Figure collection entries
────────────────────────────────────────

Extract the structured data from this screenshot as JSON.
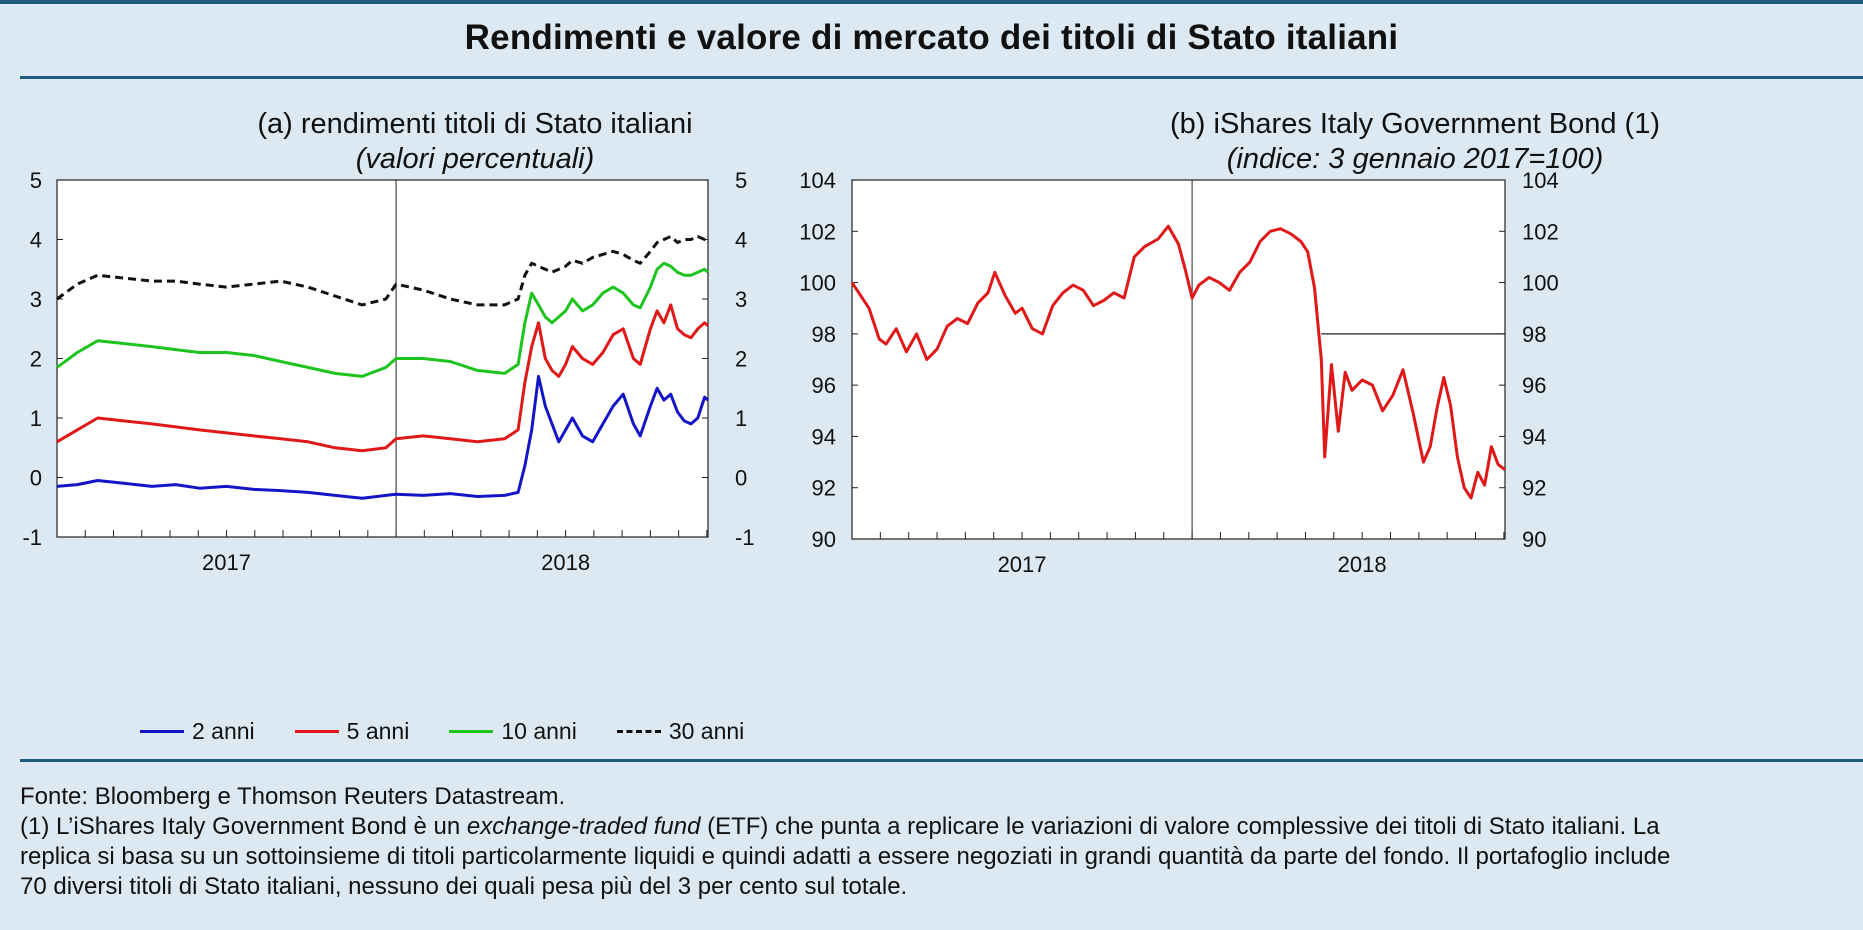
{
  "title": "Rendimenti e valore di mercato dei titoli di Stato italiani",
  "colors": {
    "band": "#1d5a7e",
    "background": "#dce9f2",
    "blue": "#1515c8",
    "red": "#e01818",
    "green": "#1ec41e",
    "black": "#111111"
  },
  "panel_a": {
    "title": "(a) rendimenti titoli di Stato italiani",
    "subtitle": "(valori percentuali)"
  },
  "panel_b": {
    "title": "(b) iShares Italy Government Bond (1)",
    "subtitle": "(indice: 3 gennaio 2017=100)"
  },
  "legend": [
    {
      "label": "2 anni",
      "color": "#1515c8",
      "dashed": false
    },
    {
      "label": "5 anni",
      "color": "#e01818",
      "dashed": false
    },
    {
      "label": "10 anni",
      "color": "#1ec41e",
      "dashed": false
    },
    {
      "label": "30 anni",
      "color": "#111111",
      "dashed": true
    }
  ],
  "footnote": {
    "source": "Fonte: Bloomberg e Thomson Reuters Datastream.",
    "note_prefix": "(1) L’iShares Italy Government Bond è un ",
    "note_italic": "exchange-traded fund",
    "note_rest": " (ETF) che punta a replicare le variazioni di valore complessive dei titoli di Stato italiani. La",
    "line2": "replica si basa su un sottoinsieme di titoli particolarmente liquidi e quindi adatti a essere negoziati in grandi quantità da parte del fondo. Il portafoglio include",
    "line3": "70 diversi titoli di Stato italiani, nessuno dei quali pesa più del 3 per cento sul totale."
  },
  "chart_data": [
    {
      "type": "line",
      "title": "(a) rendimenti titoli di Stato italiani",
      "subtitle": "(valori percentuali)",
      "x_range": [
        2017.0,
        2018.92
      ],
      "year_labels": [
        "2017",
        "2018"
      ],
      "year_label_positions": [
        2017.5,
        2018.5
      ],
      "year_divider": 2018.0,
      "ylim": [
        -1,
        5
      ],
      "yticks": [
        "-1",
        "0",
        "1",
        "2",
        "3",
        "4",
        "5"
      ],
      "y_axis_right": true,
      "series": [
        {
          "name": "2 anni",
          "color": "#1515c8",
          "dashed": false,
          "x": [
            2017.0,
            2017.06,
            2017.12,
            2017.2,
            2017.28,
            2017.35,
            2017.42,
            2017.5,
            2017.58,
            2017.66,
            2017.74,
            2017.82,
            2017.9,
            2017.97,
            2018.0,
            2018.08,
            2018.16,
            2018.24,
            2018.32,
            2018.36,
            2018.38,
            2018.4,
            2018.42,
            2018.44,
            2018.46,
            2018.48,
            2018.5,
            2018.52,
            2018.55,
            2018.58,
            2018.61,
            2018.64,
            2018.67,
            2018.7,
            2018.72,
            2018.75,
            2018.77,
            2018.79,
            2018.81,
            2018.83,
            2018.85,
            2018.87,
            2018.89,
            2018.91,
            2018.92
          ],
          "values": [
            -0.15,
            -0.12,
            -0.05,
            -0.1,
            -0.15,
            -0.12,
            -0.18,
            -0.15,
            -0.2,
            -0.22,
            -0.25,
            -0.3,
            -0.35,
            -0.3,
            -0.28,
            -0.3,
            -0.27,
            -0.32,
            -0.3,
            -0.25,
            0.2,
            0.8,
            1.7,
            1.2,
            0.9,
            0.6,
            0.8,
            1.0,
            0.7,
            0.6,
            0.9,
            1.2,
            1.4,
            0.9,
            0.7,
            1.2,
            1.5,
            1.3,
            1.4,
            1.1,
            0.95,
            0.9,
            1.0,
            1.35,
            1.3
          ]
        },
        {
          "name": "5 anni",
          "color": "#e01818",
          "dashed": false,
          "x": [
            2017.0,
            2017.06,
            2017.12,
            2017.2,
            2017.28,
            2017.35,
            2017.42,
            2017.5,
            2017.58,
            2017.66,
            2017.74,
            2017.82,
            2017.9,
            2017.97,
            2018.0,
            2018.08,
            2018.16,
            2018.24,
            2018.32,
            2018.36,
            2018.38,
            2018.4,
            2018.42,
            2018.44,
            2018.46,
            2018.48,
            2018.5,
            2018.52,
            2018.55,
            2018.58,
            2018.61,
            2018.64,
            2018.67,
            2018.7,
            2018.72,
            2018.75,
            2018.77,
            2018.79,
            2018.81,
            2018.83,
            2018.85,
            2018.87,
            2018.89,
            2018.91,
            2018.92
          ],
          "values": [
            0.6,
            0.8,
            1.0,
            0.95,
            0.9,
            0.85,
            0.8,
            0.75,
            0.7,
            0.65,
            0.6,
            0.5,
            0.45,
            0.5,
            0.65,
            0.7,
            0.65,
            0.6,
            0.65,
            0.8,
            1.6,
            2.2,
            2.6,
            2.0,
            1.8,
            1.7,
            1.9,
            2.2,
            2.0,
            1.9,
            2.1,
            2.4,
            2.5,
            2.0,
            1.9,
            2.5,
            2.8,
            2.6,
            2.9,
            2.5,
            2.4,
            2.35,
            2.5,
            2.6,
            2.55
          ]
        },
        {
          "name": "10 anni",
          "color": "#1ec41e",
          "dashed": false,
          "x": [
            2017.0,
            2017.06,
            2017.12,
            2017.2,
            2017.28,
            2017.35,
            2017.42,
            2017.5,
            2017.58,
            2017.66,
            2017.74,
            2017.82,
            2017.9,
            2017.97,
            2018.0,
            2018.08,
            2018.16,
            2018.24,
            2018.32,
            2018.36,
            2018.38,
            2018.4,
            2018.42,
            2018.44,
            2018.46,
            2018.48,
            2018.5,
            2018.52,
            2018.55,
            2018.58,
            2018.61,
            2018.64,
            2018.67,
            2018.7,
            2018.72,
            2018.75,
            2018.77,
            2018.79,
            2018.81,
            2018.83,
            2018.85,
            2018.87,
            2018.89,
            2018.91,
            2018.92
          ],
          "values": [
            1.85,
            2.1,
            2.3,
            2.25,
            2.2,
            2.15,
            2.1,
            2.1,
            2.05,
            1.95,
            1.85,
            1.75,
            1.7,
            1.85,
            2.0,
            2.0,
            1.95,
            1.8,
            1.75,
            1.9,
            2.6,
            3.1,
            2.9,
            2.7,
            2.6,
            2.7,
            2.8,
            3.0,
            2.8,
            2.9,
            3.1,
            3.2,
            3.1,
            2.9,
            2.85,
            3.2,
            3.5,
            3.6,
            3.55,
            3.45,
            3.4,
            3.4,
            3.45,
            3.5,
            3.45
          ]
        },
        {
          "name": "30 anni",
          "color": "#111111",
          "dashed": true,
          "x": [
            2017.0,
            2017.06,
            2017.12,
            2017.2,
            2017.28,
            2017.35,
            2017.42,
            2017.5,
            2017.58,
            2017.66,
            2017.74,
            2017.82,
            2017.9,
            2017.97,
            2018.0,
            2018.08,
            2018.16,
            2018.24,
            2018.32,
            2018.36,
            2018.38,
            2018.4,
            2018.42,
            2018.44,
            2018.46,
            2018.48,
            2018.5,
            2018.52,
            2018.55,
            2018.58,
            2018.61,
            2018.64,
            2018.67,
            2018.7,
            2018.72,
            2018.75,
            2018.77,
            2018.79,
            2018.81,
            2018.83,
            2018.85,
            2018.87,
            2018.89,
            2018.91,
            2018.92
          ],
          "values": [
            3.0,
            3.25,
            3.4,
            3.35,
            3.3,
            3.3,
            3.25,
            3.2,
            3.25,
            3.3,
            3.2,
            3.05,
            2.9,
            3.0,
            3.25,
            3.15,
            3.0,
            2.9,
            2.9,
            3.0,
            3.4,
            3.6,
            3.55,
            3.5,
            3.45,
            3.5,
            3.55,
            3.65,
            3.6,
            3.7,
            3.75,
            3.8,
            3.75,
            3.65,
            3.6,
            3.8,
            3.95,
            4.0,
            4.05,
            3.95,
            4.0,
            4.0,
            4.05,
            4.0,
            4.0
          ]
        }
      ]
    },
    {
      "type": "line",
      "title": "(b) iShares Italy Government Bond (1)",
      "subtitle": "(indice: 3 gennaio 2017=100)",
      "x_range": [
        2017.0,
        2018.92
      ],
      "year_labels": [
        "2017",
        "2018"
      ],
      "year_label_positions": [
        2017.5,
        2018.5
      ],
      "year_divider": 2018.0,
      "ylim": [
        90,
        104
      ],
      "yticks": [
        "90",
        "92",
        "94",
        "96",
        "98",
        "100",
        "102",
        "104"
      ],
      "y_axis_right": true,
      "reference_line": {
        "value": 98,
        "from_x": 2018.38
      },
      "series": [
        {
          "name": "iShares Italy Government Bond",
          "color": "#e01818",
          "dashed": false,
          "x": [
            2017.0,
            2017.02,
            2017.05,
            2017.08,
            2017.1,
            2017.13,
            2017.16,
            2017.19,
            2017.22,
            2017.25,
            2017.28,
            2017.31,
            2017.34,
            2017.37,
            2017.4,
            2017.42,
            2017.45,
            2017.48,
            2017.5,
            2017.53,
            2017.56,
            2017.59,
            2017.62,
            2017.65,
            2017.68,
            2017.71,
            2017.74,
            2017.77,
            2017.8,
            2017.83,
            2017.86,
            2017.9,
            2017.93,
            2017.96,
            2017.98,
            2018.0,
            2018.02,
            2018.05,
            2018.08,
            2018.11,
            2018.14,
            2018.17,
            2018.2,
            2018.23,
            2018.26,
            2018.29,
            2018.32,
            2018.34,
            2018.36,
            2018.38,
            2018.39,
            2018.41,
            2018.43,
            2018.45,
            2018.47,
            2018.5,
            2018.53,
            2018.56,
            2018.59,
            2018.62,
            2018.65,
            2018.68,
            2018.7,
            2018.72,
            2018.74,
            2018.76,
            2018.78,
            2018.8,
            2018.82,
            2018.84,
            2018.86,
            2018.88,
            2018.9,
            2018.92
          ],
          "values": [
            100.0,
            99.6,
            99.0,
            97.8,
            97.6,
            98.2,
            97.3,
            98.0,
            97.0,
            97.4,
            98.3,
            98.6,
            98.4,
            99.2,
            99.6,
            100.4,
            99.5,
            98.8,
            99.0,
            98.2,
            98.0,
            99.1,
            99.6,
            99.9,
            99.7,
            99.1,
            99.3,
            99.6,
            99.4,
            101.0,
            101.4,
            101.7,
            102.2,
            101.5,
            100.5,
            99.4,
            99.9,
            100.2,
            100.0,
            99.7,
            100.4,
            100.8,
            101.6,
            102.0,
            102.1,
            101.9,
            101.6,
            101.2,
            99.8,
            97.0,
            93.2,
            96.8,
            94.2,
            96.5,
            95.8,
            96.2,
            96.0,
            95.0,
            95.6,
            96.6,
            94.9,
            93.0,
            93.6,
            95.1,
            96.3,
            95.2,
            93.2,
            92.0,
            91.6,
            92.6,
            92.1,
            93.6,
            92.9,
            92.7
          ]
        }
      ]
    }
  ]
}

────────────────────────────────────────

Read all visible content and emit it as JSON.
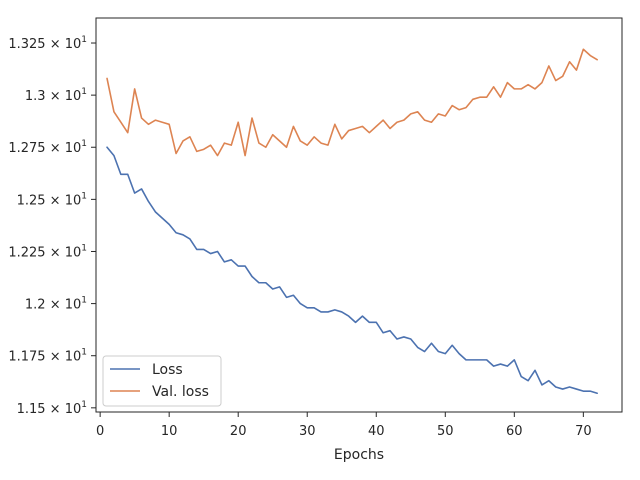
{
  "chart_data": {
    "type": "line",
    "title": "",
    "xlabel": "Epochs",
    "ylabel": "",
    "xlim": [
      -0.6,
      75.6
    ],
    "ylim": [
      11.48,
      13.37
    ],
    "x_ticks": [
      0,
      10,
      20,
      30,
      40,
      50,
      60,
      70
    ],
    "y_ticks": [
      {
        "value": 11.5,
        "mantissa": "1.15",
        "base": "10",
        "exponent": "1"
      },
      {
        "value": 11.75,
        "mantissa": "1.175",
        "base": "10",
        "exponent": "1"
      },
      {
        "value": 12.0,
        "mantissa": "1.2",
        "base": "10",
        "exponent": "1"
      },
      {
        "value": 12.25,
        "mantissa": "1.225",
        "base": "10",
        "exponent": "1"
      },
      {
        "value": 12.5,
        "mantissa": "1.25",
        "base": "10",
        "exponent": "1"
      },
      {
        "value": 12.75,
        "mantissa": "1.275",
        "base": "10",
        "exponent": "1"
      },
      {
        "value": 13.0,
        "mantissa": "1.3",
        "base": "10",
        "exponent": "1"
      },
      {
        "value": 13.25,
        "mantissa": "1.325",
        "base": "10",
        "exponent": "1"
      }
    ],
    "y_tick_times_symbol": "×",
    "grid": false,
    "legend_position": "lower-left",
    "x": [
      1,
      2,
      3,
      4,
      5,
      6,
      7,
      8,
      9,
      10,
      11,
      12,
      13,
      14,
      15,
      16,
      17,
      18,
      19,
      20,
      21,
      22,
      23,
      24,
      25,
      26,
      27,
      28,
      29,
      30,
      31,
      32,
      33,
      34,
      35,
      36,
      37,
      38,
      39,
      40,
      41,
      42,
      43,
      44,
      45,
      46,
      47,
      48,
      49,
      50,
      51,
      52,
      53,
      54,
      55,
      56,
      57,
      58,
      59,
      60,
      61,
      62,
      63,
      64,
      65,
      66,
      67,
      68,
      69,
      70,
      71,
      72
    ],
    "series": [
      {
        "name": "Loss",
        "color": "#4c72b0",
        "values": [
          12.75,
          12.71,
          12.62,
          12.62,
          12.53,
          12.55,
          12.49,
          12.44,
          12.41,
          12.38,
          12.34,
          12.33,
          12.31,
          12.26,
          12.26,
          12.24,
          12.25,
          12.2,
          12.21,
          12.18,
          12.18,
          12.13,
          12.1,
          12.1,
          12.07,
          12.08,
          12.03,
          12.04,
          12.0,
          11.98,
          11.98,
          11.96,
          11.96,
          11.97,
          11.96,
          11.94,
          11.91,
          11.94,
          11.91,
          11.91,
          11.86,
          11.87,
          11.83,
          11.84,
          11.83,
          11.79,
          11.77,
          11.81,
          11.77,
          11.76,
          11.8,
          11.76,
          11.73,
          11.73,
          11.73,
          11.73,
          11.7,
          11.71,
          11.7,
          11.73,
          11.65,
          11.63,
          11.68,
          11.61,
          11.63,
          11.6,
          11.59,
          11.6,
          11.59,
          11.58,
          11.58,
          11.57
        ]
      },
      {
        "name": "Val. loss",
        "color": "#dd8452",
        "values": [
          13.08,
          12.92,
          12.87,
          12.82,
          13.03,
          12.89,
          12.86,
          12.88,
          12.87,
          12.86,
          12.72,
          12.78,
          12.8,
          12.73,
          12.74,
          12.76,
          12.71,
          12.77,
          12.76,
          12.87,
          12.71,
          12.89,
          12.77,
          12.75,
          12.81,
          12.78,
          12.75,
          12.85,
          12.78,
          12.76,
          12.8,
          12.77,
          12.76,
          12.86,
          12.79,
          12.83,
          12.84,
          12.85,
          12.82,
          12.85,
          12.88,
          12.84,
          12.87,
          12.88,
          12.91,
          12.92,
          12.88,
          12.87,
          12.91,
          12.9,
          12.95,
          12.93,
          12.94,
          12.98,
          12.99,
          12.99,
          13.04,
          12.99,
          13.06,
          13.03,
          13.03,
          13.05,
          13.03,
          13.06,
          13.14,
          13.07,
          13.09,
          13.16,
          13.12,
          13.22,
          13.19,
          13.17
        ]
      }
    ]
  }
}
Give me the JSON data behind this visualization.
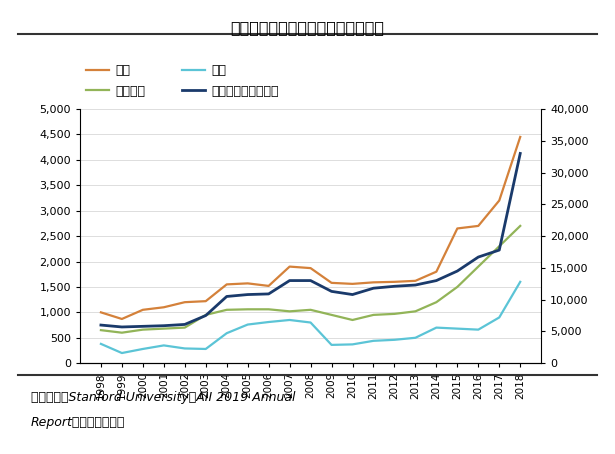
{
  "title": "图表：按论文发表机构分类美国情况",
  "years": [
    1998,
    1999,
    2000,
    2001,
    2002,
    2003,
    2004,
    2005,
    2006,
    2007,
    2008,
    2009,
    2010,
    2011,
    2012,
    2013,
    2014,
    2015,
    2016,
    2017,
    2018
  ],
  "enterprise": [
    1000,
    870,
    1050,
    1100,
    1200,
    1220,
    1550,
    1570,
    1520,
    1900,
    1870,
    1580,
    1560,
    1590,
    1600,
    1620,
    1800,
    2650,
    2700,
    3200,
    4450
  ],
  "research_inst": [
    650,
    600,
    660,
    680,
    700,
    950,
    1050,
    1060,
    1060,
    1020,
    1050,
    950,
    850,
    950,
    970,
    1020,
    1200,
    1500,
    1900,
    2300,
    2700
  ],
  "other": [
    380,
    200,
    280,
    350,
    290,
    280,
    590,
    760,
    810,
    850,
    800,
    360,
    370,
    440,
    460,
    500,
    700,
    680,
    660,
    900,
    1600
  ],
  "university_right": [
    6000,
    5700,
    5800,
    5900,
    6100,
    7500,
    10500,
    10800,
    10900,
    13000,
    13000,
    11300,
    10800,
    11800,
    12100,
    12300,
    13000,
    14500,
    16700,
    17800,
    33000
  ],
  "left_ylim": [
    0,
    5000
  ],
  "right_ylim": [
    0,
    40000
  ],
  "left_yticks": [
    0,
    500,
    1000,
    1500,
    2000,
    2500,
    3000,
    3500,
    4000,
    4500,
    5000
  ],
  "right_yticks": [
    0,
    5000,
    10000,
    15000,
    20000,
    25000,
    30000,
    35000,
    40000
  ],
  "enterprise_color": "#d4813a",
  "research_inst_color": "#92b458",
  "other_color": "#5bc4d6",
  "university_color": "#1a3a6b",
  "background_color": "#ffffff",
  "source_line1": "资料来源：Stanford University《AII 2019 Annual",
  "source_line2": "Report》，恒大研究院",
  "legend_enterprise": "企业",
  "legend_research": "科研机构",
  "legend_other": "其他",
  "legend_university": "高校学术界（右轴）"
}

────────────────────────────────────────

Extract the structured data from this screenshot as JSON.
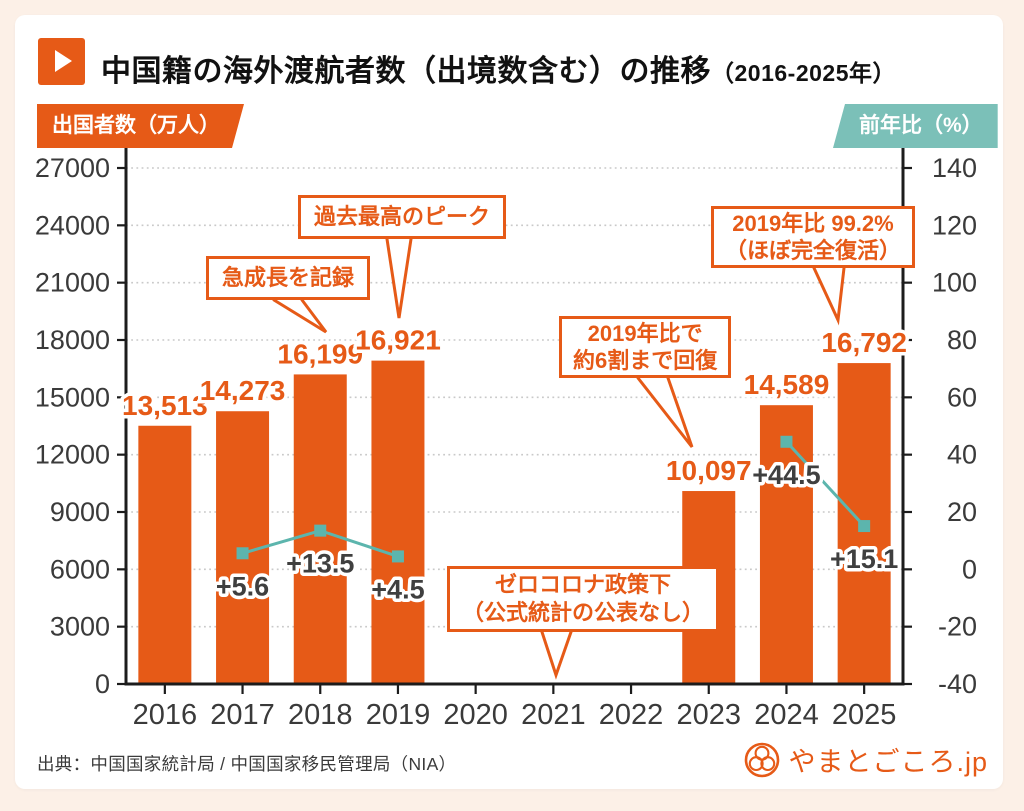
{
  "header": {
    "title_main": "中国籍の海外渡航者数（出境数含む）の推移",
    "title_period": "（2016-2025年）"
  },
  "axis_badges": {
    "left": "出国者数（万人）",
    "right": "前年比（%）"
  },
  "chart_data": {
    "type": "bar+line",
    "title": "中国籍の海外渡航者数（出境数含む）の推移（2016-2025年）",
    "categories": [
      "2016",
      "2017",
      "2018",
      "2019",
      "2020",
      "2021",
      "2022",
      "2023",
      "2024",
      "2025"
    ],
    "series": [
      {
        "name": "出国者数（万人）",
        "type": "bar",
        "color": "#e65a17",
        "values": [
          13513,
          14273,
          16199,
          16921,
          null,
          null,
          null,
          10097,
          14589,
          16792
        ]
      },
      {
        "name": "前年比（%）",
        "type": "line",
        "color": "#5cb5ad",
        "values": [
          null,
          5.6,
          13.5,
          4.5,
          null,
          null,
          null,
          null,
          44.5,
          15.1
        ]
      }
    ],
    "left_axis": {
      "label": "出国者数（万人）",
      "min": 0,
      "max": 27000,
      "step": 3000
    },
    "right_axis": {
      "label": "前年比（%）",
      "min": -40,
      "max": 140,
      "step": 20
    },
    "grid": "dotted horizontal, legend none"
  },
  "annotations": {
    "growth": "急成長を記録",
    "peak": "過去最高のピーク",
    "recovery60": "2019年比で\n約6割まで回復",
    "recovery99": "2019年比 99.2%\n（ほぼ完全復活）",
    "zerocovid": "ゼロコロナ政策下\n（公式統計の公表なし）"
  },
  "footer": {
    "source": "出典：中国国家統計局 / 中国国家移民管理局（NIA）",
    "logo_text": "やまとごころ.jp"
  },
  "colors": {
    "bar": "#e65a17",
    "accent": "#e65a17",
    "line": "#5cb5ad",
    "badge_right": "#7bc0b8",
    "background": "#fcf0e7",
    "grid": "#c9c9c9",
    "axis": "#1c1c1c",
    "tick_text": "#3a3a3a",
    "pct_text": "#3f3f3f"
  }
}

────────────────────────────────────────

→ **Objective**: Go through the listing above and work out how many lines contain the string "Government". Reply with the number alone.

→ **Output**: 4